[A block of data]
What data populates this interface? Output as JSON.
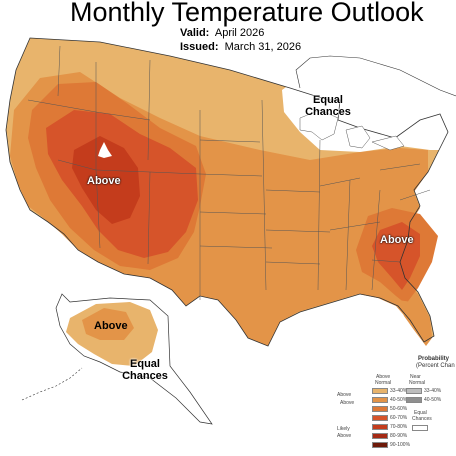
{
  "title": "Monthly Temperature Outlook",
  "valid_label": "Valid:",
  "valid_value": "April 2026",
  "issued_label": "Issued:",
  "issued_value": "March 31, 2026",
  "map_labels": {
    "above_west": "Above",
    "above_southeast": "Above",
    "above_alaska": "Above",
    "equal_chances_ne_line1": "Equal",
    "equal_chances_ne_line2": "Chances",
    "equal_chances_ak_line1": "Equal",
    "equal_chances_ak_line2": "Chances"
  },
  "legend": {
    "title_line1": "Probability",
    "title_line2": "(Percent Chan",
    "above_header_line1": "Above",
    "above_header_line2": "Normal",
    "near_header_line1": "Near",
    "near_header_line2": "Normal",
    "likely_above_top": "Above",
    "likely_above_label": "Likely",
    "likely_above_bottom": "Above",
    "near_values": [
      "33-40%",
      "40-50%"
    ],
    "equal_chances_line1": "Equal",
    "equal_chances_line2": "Chances",
    "above_values": [
      "33-40%",
      "40-50%",
      "50-60%",
      "60-70%",
      "70-80%",
      "80-90%",
      "90-100%"
    ]
  },
  "colors": {
    "above_33_40": "#e8b46c",
    "above_40_50": "#e39448",
    "above_50_60": "#de7936",
    "above_60_70": "#d6542a",
    "above_70_80": "#c43c1c",
    "above_80_90": "#a52a14",
    "above_90_100": "#6e1a0a",
    "near_33_40": "#bdbdbd",
    "near_40_50": "#8f8f8f",
    "equal_chances": "#ffffff"
  }
}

### Challenge
Keep the pictures out of the copy and return the rest of the data above exactly.

### Written answer
What data populates this interface? Output as JSON.
{
  "title": "Monthly Temperature Outlook",
  "valid_label": "Valid:",
  "valid_value": "April 2026",
  "issued_label": "Issued:",
  "issued_value": "March 31, 2026",
  "map_labels": {
    "above_west": "Above",
    "above_southeast": "Above",
    "above_alaska": "Above",
    "equal_chances_ne_line1": "Equal",
    "equal_chances_ne_line2": "Chances",
    "equal_chances_ak_line1": "Equal",
    "equal_chances_ak_line2": "Chances"
  },
  "legend": {
    "title_line1": "Probability",
    "title_line2": "(Percent Chan",
    "above_header_line1": "Above",
    "above_header_line2": "Normal",
    "near_header_line1": "Near",
    "near_header_line2": "Normal",
    "likely_above_top": "Above",
    "likely_above_label": "Likely",
    "likely_above_bottom": "Above",
    "near_values": [
      "33-40%",
      "40-50%"
    ],
    "equal_chances_line1": "Equal",
    "equal_chances_line2": "Chances",
    "above_values": [
      "33-40%",
      "40-50%",
      "50-60%",
      "60-70%",
      "70-80%",
      "80-90%",
      "90-100%"
    ]
  },
  "colors": {
    "above_33_40": "#e8b46c",
    "above_40_50": "#e39448",
    "above_50_60": "#de7936",
    "above_60_70": "#d6542a",
    "above_70_80": "#c43c1c",
    "above_80_90": "#a52a14",
    "above_90_100": "#6e1a0a",
    "near_33_40": "#bdbdbd",
    "near_40_50": "#8f8f8f",
    "equal_chances": "#ffffff"
  }
}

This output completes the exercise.